--- Work to do ---
List every line below containing "schließlich".

═══ Exercise input ═══

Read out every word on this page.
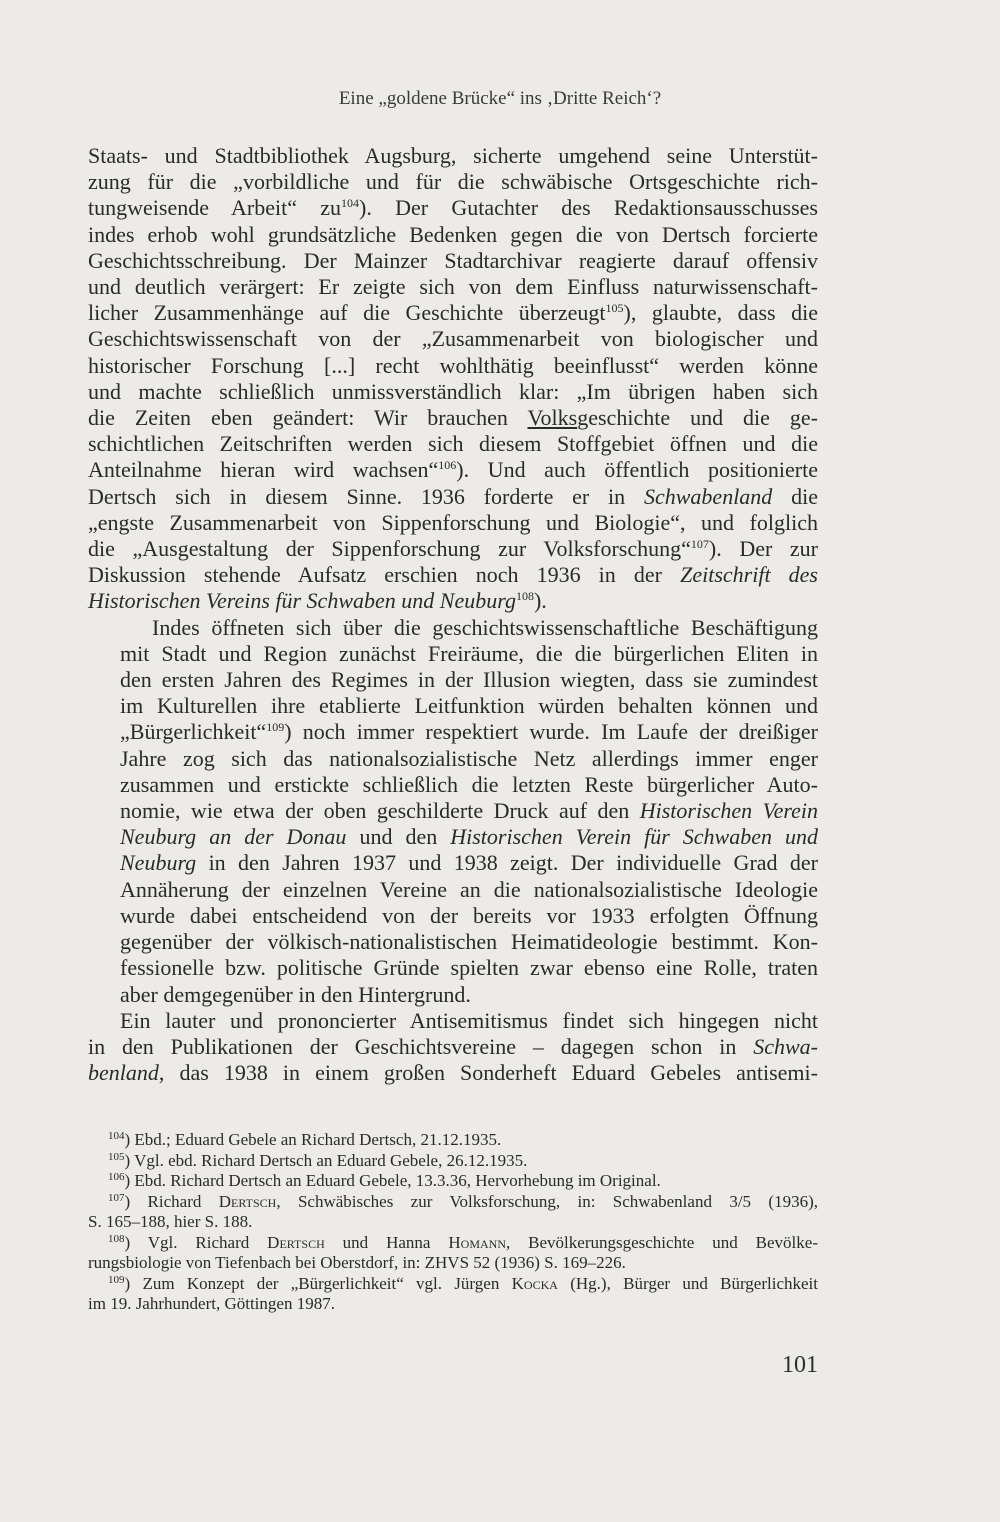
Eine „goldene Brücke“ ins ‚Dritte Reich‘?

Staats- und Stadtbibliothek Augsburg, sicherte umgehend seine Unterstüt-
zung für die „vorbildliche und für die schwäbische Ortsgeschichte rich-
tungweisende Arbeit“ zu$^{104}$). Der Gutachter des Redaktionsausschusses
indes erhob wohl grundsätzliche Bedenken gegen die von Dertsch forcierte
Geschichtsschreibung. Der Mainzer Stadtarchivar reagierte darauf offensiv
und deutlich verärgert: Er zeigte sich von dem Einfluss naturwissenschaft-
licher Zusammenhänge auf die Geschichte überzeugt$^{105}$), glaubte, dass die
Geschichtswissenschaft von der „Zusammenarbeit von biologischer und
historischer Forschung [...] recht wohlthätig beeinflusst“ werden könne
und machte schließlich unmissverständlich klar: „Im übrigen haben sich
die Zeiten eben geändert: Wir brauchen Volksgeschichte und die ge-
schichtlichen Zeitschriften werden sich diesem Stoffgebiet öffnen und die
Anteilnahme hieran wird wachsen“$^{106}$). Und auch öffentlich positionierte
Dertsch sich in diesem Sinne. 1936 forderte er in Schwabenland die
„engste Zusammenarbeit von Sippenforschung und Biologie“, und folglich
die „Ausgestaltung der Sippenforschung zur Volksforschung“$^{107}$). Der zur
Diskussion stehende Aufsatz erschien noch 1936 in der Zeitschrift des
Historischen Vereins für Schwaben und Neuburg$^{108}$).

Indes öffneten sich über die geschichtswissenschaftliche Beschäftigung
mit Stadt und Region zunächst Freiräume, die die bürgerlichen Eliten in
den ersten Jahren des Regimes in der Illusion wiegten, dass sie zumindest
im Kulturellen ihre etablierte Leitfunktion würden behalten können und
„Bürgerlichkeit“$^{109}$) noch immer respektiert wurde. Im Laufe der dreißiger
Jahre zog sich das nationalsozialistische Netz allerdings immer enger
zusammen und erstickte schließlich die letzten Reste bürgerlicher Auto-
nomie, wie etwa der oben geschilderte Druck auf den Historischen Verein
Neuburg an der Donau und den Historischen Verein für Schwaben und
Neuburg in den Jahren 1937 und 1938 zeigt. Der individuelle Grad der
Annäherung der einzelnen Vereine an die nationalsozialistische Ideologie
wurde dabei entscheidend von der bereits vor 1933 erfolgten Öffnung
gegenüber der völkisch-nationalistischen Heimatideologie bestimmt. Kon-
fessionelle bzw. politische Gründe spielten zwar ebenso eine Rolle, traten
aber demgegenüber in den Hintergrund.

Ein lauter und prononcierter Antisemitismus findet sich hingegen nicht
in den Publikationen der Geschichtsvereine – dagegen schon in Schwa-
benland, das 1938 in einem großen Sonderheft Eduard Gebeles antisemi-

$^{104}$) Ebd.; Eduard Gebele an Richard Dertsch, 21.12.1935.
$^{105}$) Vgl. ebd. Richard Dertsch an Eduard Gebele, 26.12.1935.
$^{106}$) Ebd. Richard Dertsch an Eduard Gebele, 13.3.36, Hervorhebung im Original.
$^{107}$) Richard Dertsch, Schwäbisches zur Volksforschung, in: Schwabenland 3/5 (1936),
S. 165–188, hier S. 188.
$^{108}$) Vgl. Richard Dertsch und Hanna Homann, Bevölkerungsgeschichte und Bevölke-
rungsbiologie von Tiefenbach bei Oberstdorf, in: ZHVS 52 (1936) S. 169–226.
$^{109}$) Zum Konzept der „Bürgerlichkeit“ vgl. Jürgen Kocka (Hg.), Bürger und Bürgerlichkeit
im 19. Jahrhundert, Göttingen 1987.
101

═══

--- Correct response ---
und machte schließlich unmissverständlich klar: „Im übrigen haben sich
zusammen und erstickte schließlich die letzten Reste bürgerlicher Auto-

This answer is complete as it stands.